The party which objectively has less chance of beating the Conservatives will often find ways – dodgy bar charts, misleading canvass returns, whatever – of muddying the waters. Both Labour and LibDems are repeat offenders in this. Some voters are fooled, and activists of the other parties are infuriated. The elephant in the room is electoral reform. Labour members are really keen to get the Tories out and by and large will accept any halfway reasonable deal that may be necessary to achieve that. LibDem members largely share that, but they don’t want to help Starmer into power and then suffer the traditional grim fate of smaller supporting parties (in Tony Benn’s memorable phrase, propel the Labour leadership into orbit and then fall harmlessly into the sea), so they want to lock in permanent influence by PR.

That effectively rules out Labour majority government indefinitely, and is still a big pill for Labour to swallow. It’s actually a bigger pill for Labour centrists – left-wingers see potential for a left-wing party to thrive under PR, as we see across most of the Continent.We should distinguish between pre-election and post-election deals. Pre-election, an informal understanding that the national parties will focus in different places is nailed on. It already happens at every election to some extent, but it’s undermined by aggressive local parties fighting hard in hopeless seats. That needs to be curbed, and if a local constituency party with no real chance pretends otherwise, I expect to see a very cold response from their national leadership.

It’s also up to individual activists to focus their efforts in nearby winnable seats. A little generosity from the dominant opposition challenger in terms of letting the smaller party fill some spaces in local elections would go a long way, and the national parties need to tolerate this sort of deal. For example, if the LibDems in Broxtowe, for example, soft-pedalled their Parliamentary effort and in return Labour tacitly supported a LibDem effort to gain more seats at Borough and County level, both could feel they’d got something out of it.

**Data section**

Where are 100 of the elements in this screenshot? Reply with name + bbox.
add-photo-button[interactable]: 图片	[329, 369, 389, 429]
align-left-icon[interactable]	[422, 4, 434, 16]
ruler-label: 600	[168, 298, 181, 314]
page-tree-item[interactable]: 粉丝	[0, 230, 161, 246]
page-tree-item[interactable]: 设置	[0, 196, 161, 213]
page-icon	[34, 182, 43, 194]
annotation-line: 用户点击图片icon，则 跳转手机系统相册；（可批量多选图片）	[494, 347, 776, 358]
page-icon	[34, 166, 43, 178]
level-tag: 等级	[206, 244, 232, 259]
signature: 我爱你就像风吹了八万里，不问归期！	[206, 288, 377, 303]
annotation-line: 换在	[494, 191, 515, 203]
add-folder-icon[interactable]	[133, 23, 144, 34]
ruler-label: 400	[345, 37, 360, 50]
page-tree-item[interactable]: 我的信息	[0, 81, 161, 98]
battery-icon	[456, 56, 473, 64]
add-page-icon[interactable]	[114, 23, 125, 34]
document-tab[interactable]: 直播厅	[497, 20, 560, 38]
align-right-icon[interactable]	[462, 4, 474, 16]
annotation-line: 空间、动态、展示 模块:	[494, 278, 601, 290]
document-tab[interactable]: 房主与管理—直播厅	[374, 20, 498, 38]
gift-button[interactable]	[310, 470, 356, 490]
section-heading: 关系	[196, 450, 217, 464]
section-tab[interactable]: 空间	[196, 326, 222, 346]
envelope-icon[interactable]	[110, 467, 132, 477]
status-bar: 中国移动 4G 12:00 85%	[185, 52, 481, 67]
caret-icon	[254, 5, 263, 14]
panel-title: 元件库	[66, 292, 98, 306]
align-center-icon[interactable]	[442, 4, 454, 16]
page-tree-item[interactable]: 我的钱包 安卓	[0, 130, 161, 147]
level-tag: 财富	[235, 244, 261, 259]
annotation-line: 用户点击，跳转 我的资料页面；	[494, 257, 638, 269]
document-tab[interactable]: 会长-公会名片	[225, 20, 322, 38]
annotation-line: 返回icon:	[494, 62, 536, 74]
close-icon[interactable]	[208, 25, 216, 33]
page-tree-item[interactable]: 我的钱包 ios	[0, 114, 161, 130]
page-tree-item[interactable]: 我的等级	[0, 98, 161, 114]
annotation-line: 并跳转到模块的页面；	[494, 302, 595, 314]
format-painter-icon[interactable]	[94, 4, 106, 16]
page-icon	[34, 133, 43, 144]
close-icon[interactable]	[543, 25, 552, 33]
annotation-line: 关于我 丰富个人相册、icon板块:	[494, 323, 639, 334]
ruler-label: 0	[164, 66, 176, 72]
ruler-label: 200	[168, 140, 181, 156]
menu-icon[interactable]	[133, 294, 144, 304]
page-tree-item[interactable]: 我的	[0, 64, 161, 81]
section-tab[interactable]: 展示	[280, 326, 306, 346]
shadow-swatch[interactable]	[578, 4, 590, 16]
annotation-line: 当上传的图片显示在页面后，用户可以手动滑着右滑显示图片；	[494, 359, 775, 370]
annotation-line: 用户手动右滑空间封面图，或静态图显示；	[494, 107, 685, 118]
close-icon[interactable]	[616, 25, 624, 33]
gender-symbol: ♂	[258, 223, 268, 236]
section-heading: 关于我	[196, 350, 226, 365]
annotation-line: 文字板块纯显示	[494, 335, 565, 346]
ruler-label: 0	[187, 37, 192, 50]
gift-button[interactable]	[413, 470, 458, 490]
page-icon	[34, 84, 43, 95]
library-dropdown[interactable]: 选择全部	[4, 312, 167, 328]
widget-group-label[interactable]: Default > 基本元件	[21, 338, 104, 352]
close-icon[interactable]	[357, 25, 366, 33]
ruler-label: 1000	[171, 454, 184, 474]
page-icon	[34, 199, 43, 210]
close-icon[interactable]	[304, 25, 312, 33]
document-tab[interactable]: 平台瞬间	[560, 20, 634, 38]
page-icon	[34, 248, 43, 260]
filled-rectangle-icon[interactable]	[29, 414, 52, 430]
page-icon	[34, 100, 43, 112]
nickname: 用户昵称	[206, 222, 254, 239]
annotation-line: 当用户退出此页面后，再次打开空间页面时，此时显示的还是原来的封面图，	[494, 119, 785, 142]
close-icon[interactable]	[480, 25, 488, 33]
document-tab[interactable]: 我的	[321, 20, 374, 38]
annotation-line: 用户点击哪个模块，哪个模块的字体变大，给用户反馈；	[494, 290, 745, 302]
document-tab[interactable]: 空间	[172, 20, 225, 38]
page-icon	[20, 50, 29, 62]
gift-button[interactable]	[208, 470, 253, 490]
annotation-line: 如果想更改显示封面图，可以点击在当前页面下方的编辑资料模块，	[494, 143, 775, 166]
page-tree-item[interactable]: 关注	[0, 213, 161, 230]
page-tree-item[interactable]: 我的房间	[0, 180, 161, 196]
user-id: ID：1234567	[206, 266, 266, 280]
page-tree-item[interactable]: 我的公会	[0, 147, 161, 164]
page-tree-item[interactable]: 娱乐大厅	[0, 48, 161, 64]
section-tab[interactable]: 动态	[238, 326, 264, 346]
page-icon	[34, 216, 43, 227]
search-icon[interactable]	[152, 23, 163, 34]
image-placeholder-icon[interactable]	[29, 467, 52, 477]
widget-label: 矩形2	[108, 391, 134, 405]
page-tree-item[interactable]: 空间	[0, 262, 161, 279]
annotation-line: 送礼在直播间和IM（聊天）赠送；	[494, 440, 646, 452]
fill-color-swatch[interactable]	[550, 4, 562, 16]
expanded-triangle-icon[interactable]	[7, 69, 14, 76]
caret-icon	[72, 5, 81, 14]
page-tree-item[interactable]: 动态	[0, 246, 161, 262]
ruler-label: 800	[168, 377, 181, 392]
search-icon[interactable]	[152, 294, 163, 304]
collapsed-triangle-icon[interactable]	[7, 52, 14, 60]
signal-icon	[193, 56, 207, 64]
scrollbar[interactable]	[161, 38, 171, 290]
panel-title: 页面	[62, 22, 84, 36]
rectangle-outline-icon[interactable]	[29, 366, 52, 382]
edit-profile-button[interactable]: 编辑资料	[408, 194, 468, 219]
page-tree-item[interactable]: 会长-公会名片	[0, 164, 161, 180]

**Tasks to carry out**
1 – Using the article on Labour–LibDem electoral cooperation, say whether each statement agrees with it. Answer yes or no and quote the words that decide it. (a) LibDem members want to secure lasting influence through proportional representation. (b) An informal pre-election understanding about where the national parties focus would be new. (c) In the Broxtowe example, Labour would tacitly back LibDem efforts in local elections in exchange for a softer LibDem Parliamentary campaign.
2 – Extend the article on Labour–LibDem electoral cooperation, picking up after its final sentence.

**Expected results**
1 –
(a) Yes: "so they want to lock in permanent influence by PR."
(b) No: "It already happens at every election to some extent"
(c) Yes: "if the LibDems in Broxtowe, for example, soft-pedalled their Parliamentary effort and in return Labour tacitly supported a LibDem effort to gain more seats at Borough and County level"

2 –
Generosity in victory is also important – the Shropshire North victor showed the way by frankly thanking Labour supporters for “lending” their votes.

After the election, if Labour was the largest party but dependent on LibDem support, I’d suggest introducing PR at borough and county level, with a promise to review the possibility of Parliamentary PR after 4 years’ experience of that. If we’re honest, leaders aspiring to Number 10 tend not to be much bothered what happens in Greater Snodding District Council, and few rational people really defend situations where one party has 50% of the votes but 90% of the seats on a local authority.

LibDems couldn’t realistically demand instant PR at national level, but a commitment to a breakthrough at local level looks achievable and offers real prospects of progress across the whole country. Objectively, too, cross-party cooperation, which PR promotes, really makes sense on most local issues.Problems remain.

A similar deal might be needed with the SNP – confidence and supply for 5 years in return for IndyRef2 at the end is the obvious one: they might well lose again, but it’s their best shot. The Greens are harder to accommodate – there are no Tory seats where they are obviously strong challengers, and expecting them to defer politely in return for nothing is unreasonable. Constituency-based deals where they gain council seats in return may help, and they do pull over some Tory voters who don’t fancy the prospect of a Lab-Lib government.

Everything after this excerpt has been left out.